- [YOUR TASK]: Count the lines containing "this". Give the number alone.

- [MATERIAL TO PROCESS]:
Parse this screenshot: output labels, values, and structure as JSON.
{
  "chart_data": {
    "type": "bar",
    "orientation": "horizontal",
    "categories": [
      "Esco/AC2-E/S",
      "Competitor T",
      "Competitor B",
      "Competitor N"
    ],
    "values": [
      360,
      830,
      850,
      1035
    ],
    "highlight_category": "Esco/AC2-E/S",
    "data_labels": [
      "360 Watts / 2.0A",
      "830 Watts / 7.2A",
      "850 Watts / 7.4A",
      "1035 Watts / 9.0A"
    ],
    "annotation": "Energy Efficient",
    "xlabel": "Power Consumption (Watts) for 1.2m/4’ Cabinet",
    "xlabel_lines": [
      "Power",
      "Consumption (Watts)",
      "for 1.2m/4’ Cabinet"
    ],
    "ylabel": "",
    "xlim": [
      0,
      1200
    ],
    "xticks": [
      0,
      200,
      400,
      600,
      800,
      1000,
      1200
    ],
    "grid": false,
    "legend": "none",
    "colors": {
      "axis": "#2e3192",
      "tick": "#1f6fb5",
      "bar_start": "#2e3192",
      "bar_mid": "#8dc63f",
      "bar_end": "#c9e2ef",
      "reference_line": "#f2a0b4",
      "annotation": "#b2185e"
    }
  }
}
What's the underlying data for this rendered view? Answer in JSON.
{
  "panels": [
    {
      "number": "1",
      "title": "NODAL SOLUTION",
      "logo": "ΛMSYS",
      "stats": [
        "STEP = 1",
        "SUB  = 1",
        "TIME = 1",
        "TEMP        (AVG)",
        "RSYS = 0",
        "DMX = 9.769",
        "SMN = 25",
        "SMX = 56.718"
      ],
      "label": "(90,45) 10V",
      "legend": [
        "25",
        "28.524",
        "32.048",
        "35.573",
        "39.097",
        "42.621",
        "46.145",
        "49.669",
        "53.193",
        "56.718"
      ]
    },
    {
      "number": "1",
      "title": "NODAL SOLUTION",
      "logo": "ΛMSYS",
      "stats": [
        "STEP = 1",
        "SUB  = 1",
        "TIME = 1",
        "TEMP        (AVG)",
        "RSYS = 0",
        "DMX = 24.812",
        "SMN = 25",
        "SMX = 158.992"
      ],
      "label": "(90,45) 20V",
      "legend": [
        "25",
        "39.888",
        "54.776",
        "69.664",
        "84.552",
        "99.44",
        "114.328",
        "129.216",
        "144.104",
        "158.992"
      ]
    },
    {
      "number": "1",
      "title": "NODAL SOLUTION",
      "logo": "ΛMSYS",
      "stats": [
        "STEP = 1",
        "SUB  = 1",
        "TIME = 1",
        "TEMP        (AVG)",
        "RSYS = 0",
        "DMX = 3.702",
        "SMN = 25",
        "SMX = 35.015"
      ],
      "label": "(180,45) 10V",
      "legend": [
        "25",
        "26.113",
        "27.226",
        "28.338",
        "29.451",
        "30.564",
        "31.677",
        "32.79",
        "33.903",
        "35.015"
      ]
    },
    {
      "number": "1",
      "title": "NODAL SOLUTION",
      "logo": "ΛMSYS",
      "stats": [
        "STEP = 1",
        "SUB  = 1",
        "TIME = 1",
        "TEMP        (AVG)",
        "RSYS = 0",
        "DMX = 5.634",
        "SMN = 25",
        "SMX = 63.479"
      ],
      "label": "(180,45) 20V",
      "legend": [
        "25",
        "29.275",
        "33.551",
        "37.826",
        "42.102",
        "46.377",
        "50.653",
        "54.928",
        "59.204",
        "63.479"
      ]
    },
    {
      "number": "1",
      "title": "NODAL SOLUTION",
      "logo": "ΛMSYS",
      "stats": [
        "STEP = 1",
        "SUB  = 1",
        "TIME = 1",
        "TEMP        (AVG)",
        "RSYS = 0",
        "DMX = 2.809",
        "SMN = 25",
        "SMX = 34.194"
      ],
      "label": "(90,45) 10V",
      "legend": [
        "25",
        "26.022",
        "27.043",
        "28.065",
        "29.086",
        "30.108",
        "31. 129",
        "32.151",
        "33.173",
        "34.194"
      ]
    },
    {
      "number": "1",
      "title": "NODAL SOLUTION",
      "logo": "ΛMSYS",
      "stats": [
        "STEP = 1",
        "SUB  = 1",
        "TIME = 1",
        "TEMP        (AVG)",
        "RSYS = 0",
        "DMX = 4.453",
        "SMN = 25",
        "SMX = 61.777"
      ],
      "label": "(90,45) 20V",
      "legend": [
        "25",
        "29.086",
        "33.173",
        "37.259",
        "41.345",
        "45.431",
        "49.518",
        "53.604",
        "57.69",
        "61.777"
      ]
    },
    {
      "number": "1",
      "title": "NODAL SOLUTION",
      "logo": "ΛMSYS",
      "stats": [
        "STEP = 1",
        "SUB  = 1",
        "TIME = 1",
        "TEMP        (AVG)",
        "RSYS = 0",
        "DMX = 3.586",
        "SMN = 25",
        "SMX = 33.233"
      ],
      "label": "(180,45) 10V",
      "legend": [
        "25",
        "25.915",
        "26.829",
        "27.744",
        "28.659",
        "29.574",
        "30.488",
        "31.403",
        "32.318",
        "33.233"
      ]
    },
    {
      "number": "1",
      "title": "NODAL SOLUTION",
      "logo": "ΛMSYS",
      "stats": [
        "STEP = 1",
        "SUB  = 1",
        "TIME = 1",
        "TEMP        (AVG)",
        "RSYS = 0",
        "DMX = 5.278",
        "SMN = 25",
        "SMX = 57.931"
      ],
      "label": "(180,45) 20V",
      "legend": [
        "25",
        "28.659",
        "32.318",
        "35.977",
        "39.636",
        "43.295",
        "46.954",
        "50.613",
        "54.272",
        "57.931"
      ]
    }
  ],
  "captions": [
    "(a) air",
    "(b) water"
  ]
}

- [FULL ANSWER]: 2